RAW DATA:
----

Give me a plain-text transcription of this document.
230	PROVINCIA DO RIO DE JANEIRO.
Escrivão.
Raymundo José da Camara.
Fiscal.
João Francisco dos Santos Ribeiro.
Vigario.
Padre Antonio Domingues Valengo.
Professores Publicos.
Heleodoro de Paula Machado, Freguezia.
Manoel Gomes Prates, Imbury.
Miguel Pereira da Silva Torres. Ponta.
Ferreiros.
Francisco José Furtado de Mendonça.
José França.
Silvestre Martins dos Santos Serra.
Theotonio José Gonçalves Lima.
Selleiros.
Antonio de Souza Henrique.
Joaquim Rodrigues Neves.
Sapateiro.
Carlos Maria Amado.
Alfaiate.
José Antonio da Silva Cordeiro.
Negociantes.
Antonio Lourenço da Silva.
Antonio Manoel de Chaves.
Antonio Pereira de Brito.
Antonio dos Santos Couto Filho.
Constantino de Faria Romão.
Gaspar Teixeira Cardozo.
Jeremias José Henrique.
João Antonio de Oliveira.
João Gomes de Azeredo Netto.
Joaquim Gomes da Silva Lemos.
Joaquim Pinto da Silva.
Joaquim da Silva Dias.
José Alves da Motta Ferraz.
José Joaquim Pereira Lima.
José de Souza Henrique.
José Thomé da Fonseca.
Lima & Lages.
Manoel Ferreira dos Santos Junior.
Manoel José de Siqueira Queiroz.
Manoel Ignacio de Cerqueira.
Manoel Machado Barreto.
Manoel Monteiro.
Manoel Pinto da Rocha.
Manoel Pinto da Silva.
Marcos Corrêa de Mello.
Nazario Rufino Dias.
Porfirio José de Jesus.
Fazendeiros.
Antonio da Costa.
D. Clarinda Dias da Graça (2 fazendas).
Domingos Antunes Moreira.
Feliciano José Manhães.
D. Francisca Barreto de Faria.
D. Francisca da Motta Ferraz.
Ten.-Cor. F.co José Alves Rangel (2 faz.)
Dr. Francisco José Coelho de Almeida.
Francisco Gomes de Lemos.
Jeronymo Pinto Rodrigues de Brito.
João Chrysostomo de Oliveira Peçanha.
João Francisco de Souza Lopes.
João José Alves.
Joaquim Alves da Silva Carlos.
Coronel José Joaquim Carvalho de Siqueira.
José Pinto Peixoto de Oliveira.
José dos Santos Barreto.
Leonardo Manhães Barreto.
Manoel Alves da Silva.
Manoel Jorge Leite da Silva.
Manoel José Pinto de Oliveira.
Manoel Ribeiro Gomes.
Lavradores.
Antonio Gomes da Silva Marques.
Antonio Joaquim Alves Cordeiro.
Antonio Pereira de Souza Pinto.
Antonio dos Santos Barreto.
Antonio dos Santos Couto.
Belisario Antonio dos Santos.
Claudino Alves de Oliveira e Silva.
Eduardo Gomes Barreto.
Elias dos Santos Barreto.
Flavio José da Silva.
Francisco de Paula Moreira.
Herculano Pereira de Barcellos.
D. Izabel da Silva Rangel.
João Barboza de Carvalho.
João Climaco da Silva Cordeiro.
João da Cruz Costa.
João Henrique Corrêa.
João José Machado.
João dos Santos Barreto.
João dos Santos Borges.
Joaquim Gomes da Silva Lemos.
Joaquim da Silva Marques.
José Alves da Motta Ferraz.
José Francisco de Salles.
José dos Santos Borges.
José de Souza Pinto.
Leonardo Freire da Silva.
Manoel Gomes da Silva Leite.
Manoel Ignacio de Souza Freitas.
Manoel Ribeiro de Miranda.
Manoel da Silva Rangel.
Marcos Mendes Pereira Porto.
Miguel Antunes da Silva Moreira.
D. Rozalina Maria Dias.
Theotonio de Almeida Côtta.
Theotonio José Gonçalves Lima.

----

WHAT TO DO: Look through the lines above and collect those with the word "Gomes".

REPLY TO THE TASK:
Manoel Gomes Prates, Imbury.
João Gomes de Azeredo Netto.
Joaquim Gomes da Silva Lemos.
Francisco Gomes de Lemos.
Manoel Ribeiro Gomes.
Antonio Gomes da Silva Marques.
Eduardo Gomes Barreto.
Joaquim Gomes da Silva Lemos.
Manoel Gomes da Silva Leite.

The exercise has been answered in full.